== WHAT IS REQUIRED ==
Copy the records below line for line, without changing anything, and leave the pictures out.

[Collected data entries]
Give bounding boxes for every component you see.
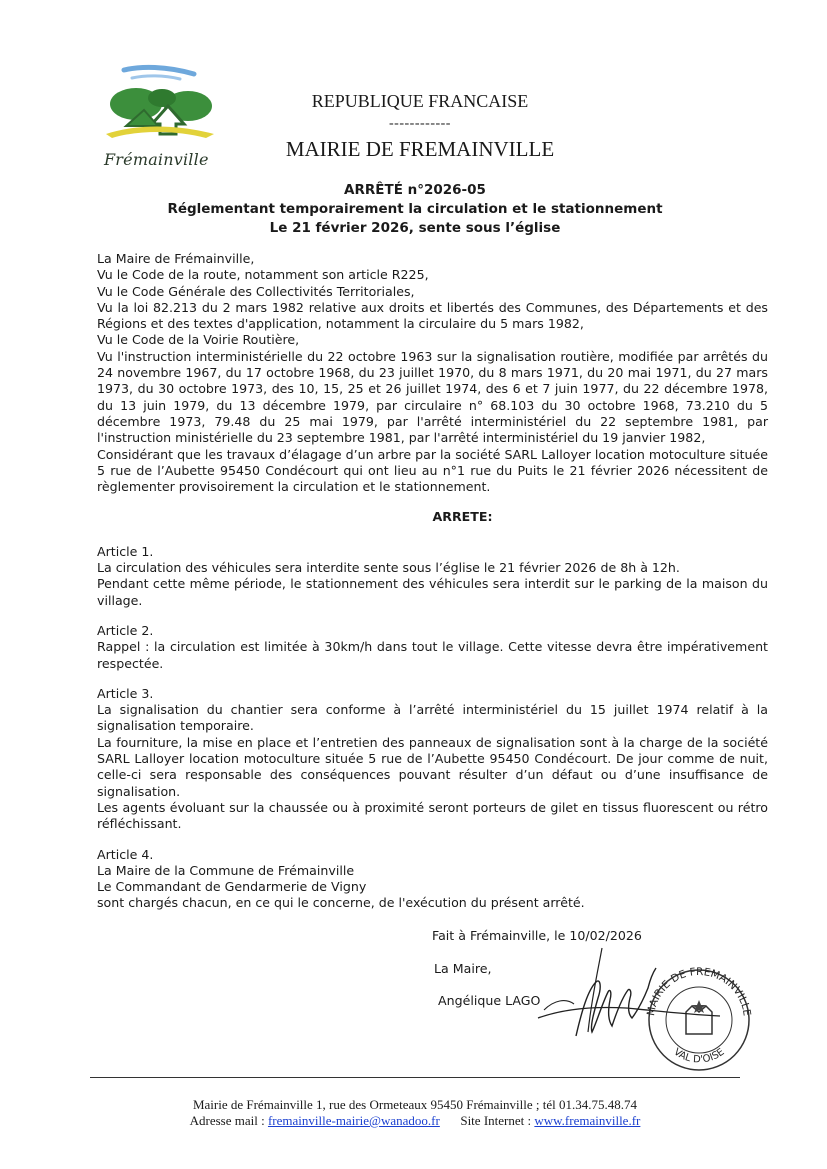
email-label: Adresse mail : (189, 1113, 265, 1128)
arrete-subject: Réglementant temporairement la circulation et le stationnement (167, 201, 663, 217)
stamp-top-label: MAIRIE DE FREMAINVILLE (645, 965, 753, 1017)
logo-caption: Frémainville (104, 150, 209, 169)
article-1-paragraph: La circulation des véhicules sera interdite sente sous l’église le 21 février 2026 de 8h à 12h. (97, 560, 680, 576)
email-link[interactable]: fremainville-mairie@wanadoo.fr (267, 1113, 440, 1128)
handwritten-signature (530, 940, 730, 1050)
site-label: Site Internet : (460, 1113, 532, 1128)
article-3-paragraph: La signalisation du chantier sera conforme à l’arrêté interministériel du 15 juillet 1974 relatif à la signalisation temporaire. (97, 702, 768, 734)
footer-address: Mairie de Frémainville 1, rue des Ormeteaux 95450 Frémainville ; tél 01.34.75.48.74 (192, 1097, 638, 1112)
arrete-number: ARRÊTÉ n°2026-05 (344, 182, 486, 198)
article-3-paragraph: La fourniture, la mise en place et l’entretien des panneaux de signalisation sont à la charge de la société SARL Lalloyer location motoculture située 5 rue de l’Aubette 95450 Condécourt. De jour comme de nuit, celle-ci sera responsable des conséquences pouvant résulter d’un défaut ou d’une insuffisance de signalisation. (97, 734, 768, 799)
article-2-paragraph: Rappel : la circulation est limitée à 30km/h dans tout le village. Cette vitesse devra être impérativement respectée. (97, 639, 768, 671)
document-body (97, 251, 768, 912)
preamble-line: La Maire de Frémainville, (97, 251, 255, 266)
arrete-heading: ARRETE: (432, 509, 493, 525)
logo-sky-stroke-2 (132, 76, 180, 79)
article-2-title: Article 2. (97, 622, 154, 638)
republic-heading: REPUBLIQUE FRANCAISE (311, 91, 529, 111)
heading-separator: ------------ (389, 116, 451, 131)
article-4-paragraph: sont chargés chacun, en ce qui le concerne, de l'exécution du présent arrêté. (97, 895, 585, 911)
article-4-title: Article 4. (97, 846, 154, 862)
stamp-bottom-label: VAL D'OISE (671, 1046, 727, 1066)
done-at-line: Fait à Frémainville, le 10/02/2026 (432, 928, 642, 943)
article-4-paragraph: Le Commandant de Gendarmerie de Vigny (97, 879, 367, 895)
preamble-line: Vu le Code de la Voirie Routière, (97, 332, 300, 348)
signatory-name: Angélique LAGO (438, 993, 541, 1008)
article-1-title: Article 1. (97, 543, 154, 559)
preamble-line: Considérant que les travaux d’élagage d’un arbre par la société SARL Lalloyer location motoculture située 5 rue de l’Aubette 95450 Condécourt qui ont lieu au n°1 rue du Puits le 21 février 2026 nécessitent de règlementer provisoirement la circulation et le stationnement. (97, 446, 768, 495)
preamble-line: Vu l'instruction interministérielle du 22 octobre 1963 sur la signalisation routière, modifiée par arrêtés du 24 novembre 1967, du 17 octobre 1968, du 23 juillet 1970, du 8 mars 1971, du 20 mai 1971, du 27 mars 1973, du 30 octobre 1973, des 10, 15, 25 et 26 juillet 1974, des 6 et 7 juin 1977, du 22 décembre 1978, du 13 juin 1979, du 13 décembre 1979, par circulaire n° 68.103 du 30 octobre 1968, 73.210 du 5 décembre 1973, 79.48 du 25 mai 1979, par l'arrêté interministériel du 22 septembre 1981, par l'instruction ministérielle du 23 septembre 1981, par l'arrêté interministériel du 19 janvier 1982, (97, 348, 768, 446)
preamble-line: Vu le Code de la route, notamment son article R225, (97, 267, 429, 283)
footer-divider (90, 1077, 740, 1078)
footer-contacts (90, 1113, 740, 1129)
arrete-title-block (120, 181, 710, 238)
mairie-heading: MAIRIE DE FREMAINVILLE (285, 137, 555, 161)
logo-tree-mid (148, 89, 176, 107)
article-3-title: Article 3. (97, 685, 154, 701)
site-link[interactable]: www.fremainville.fr (534, 1113, 641, 1128)
article-3-paragraph: Les agents évoluant sur la chaussée ou à proximité seront porteurs de gilet en tissus fluorescent ou rétro réfléchissant. (97, 799, 768, 832)
article-4-paragraph: La Maire de la Commune de Frémainville (97, 862, 355, 878)
signatory-role: La Maire, (434, 961, 492, 976)
logo-sky-stroke (124, 67, 194, 74)
article-1-paragraph: Pendant cette même période, le stationnement des véhicules sera interdit sur le parking de la maison du village. (97, 576, 768, 608)
preamble-line: Vu le Code Générale des Collectivités Territoriales, (97, 283, 415, 299)
preamble-line: Vu la loi 82.213 du 2 mars 1982 relative aux droits et libertés des Communes, des Départements et des Régions et des textes d'application, notamment la circulaire du 5 mars 1982, (97, 299, 768, 332)
arrete-date-place: Le 21 février 2026, sente sous l’église (269, 220, 561, 236)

== EXPECTED OUTPUT ==
Give bounding boxes for every component you see.
email-label: Adresse mail : (189, 1113, 265, 1128)
arrete-subject: Réglementant temporairement la circulation et le stationnement (167, 201, 663, 217)
stamp-top-label: MAIRIE DE FREMAINVILLE (645, 965, 753, 1017)
logo-caption: Frémainville (104, 150, 209, 169)
article-1-paragraph: La circulation des véhicules sera interdite sente sous l’église le 21 février 2026 de 8h à 12h. (97, 560, 680, 576)
email-link[interactable]: fremainville-mairie@wanadoo.fr (267, 1113, 440, 1128)
handwritten-signature (530, 940, 730, 1050)
site-label: Site Internet : (460, 1113, 532, 1128)
article-3-paragraph: La signalisation du chantier sera conforme à l’arrêté interministériel du 15 juillet 1974 relatif à la signalisation temporaire. (97, 702, 768, 734)
footer-address: Mairie de Frémainville 1, rue des Ormeteaux 95450 Frémainville ; tél 01.34.75.48.74 (192, 1097, 638, 1112)
arrete-number: ARRÊTÉ n°2026-05 (344, 182, 486, 198)
article-3-paragraph: La fourniture, la mise en place et l’entretien des panneaux de signalisation sont à la charge de la société SARL Lalloyer location motoculture située 5 rue de l’Aubette 95450 Condécourt. De jour comme de nuit, celle-ci sera responsable des conséquences pouvant résulter d’un défaut ou d’une insuffisance de signalisation. (97, 734, 768, 799)
article-2-paragraph: Rappel : la circulation est limitée à 30km/h dans tout le village. Cette vitesse devra être impérativement respectée. (97, 639, 768, 671)
document-body (97, 251, 768, 912)
preamble-line: La Maire de Frémainville, (97, 251, 255, 266)
arrete-heading: ARRETE: (432, 509, 493, 525)
logo-sky-stroke-2 (132, 76, 180, 79)
article-2-title: Article 2. (97, 622, 154, 638)
republic-heading: REPUBLIQUE FRANCAISE (311, 91, 529, 111)
heading-separator: ------------ (389, 116, 451, 131)
article-4-paragraph: sont chargés chacun, en ce qui le concerne, de l'exécution du présent arrêté. (97, 895, 585, 911)
article-4-title: Article 4. (97, 846, 154, 862)
stamp-bottom-label: VAL D'OISE (671, 1046, 727, 1066)
done-at-line: Fait à Frémainville, le 10/02/2026 (432, 928, 642, 943)
article-4-paragraph: Le Commandant de Gendarmerie de Vigny (97, 879, 367, 895)
preamble-line: Vu le Code de la Voirie Routière, (97, 332, 300, 348)
signatory-name: Angélique LAGO (438, 993, 541, 1008)
article-1-title: Article 1. (97, 543, 154, 559)
preamble-line: Considérant que les travaux d’élagage d’un arbre par la société SARL Lalloyer location motoculture située 5 rue de l’Aubette 95450 Condécourt qui ont lieu au n°1 rue du Puits le 21 février 2026 nécessitent de règlementer provisoirement la circulation et le stationnement. (97, 446, 768, 495)
preamble-line: Vu l'instruction interministérielle du 22 octobre 1963 sur la signalisation routière, modifiée par arrêtés du 24 novembre 1967, du 17 octobre 1968, du 23 juillet 1970, du 8 mars 1971, du 20 mai 1971, du 27 mars 1973, du 30 octobre 1973, des 10, 15, 25 et 26 juillet 1974, des 6 et 7 juin 1977, du 22 décembre 1978, du 13 juin 1979, du 13 décembre 1979, par circulaire n° 68.103 du 30 octobre 1968, 73.210 du 5 décembre 1973, 79.48 du 25 mai 1979, par l'arrêté interministériel du 22 septembre 1981, par l'instruction ministérielle du 23 septembre 1981, par l'arrêté interministériel du 19 janvier 1982, (97, 348, 768, 446)
preamble-line: Vu le Code de la route, notamment son article R225, (97, 267, 429, 283)
footer-divider (90, 1077, 740, 1078)
footer-contacts (90, 1113, 740, 1129)
arrete-title-block (120, 181, 710, 238)
mairie-heading: MAIRIE DE FREMAINVILLE (285, 137, 555, 161)
logo-tree-mid (148, 89, 176, 107)
article-3-title: Article 3. (97, 685, 154, 701)
site-link[interactable]: www.fremainville.fr (534, 1113, 641, 1128)
article-3-paragraph: Les agents évoluant sur la chaussée ou à proximité seront porteurs de gilet en tissus fluorescent ou rétro réfléchissant. (97, 799, 768, 832)
article-4-paragraph: La Maire de la Commune de Frémainville (97, 862, 355, 878)
signatory-role: La Maire, (434, 961, 492, 976)
logo-sky-stroke (124, 67, 194, 74)
article-1-paragraph: Pendant cette même période, le stationnement des véhicules sera interdit sur le parking de la maison du village. (97, 576, 768, 608)
preamble-line: Vu le Code Générale des Collectivités Territoriales, (97, 283, 415, 299)
preamble-line: Vu la loi 82.213 du 2 mars 1982 relative aux droits et libertés des Communes, des Départements et des Régions et des textes d'application, notamment la circulaire du 5 mars 1982, (97, 299, 768, 332)
arrete-date-place: Le 21 février 2026, sente sous l’église (269, 220, 561, 236)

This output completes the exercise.